• **RECORDS FOR THIS TASK**
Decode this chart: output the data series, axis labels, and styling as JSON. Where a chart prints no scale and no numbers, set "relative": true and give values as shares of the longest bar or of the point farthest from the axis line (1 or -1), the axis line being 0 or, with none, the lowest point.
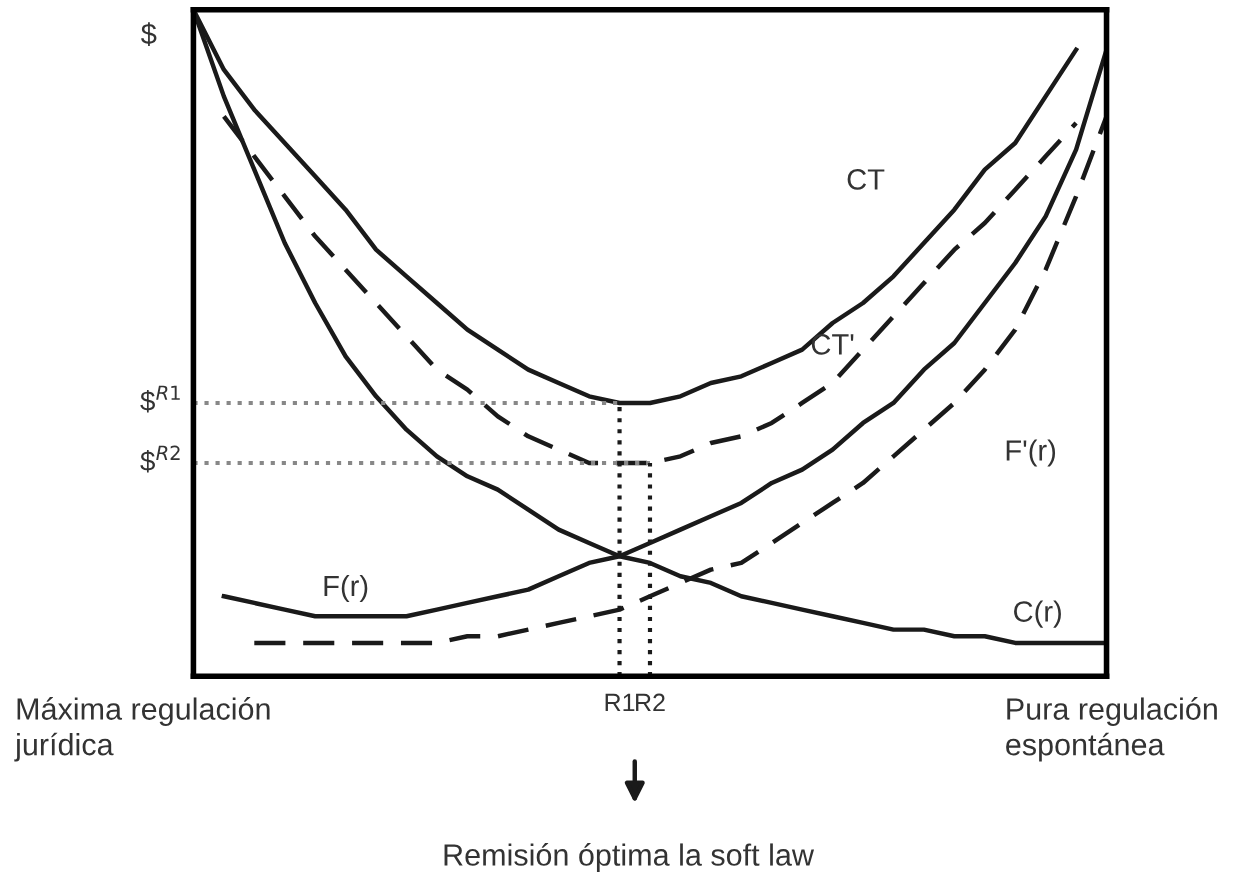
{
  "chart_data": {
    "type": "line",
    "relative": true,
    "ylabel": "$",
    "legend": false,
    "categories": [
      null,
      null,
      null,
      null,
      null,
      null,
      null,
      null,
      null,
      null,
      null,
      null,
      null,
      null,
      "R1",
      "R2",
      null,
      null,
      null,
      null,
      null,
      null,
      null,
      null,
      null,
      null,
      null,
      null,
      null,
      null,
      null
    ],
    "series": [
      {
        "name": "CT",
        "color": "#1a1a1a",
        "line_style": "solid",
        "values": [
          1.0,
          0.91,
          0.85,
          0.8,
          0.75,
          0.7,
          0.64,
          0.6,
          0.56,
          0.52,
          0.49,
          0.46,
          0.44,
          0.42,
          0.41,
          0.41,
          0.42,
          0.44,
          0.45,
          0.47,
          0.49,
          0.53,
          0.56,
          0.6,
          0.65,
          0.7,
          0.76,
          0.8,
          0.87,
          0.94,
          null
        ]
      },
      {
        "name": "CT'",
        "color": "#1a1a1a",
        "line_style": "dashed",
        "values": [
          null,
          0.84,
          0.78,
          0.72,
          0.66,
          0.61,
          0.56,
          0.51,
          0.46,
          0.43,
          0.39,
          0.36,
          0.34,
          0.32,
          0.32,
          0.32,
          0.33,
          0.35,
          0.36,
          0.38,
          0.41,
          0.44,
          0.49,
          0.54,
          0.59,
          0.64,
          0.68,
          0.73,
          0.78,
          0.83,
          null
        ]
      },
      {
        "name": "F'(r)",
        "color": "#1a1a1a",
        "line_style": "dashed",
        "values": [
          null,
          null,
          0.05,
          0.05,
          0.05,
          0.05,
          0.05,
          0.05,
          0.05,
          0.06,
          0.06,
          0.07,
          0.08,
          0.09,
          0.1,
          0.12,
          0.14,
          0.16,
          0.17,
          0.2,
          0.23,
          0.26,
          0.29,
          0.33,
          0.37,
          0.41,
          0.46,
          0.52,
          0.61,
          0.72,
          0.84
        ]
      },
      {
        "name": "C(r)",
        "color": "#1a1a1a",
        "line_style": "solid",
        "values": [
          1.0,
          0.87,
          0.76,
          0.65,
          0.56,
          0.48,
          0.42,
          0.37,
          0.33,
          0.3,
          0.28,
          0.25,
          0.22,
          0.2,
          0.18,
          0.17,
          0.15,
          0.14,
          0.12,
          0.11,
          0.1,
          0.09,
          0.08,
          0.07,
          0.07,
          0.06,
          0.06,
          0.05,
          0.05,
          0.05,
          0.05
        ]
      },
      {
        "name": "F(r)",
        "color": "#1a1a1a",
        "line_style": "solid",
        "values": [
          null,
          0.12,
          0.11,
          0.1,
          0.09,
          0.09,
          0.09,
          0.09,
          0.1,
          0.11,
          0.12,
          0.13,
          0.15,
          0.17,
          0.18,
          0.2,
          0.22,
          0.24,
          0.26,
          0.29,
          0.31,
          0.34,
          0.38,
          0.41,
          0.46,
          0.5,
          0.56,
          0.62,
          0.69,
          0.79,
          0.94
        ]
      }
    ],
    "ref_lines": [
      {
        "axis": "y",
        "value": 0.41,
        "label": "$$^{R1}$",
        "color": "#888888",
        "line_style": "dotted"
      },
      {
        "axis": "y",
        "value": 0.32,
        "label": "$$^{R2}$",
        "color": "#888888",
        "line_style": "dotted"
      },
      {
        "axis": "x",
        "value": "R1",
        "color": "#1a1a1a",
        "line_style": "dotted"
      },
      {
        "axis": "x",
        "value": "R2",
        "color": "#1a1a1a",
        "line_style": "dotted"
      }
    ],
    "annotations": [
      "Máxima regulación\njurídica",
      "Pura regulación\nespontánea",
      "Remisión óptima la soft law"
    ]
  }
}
--
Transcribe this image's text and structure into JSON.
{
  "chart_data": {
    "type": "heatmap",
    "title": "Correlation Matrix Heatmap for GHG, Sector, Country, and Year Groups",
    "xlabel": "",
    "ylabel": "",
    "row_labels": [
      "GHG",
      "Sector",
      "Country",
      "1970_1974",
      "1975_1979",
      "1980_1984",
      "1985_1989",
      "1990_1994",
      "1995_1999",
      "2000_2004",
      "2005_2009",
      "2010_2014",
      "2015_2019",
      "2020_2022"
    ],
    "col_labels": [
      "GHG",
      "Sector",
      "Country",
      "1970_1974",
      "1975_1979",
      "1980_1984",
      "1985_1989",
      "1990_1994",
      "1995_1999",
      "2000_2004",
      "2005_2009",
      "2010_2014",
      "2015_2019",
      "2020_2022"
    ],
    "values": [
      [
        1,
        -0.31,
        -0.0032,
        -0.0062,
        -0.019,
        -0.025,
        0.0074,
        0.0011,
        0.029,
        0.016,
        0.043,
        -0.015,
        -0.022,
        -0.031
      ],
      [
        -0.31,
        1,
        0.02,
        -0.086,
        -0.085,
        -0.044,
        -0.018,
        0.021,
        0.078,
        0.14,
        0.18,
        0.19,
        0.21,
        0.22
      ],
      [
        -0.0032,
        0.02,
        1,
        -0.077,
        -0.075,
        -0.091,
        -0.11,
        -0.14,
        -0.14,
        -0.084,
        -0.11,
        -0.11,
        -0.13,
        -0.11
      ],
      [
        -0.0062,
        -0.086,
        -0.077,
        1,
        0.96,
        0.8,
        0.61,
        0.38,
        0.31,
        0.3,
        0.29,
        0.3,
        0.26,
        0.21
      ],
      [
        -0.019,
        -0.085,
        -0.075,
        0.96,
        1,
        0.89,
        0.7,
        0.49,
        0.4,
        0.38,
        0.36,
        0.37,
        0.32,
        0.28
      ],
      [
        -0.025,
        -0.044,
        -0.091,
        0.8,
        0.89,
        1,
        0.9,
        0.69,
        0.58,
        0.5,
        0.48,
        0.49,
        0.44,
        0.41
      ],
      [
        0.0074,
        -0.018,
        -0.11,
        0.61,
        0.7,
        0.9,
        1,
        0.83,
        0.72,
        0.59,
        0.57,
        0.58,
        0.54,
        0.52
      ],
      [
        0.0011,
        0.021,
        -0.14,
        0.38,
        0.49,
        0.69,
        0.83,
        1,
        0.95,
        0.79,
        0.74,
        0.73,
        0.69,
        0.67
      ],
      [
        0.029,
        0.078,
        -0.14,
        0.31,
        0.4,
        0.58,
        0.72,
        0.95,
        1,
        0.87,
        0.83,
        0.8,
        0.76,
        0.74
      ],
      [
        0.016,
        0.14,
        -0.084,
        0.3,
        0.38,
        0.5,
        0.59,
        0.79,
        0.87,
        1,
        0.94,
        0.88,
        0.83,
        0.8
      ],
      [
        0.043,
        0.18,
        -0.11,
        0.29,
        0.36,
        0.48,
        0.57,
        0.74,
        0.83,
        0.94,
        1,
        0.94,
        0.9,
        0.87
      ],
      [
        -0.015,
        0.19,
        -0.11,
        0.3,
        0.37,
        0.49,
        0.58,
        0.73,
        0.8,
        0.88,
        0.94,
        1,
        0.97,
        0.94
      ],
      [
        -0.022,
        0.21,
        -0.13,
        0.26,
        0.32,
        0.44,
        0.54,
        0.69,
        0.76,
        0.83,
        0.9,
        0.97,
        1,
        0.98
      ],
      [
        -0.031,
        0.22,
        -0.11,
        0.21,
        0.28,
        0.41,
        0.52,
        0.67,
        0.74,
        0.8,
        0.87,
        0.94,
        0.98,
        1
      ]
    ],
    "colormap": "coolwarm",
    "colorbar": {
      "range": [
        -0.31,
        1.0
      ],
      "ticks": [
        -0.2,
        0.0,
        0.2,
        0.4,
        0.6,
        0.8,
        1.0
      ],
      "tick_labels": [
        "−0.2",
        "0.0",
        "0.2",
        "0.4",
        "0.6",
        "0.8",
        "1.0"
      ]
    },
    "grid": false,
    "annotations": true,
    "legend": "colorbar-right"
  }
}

• **EXERCISE DETAILS**
How many lines of these entries contain "legend"? Answer with the number and nothing else.

• **FULL RESPONSE**
2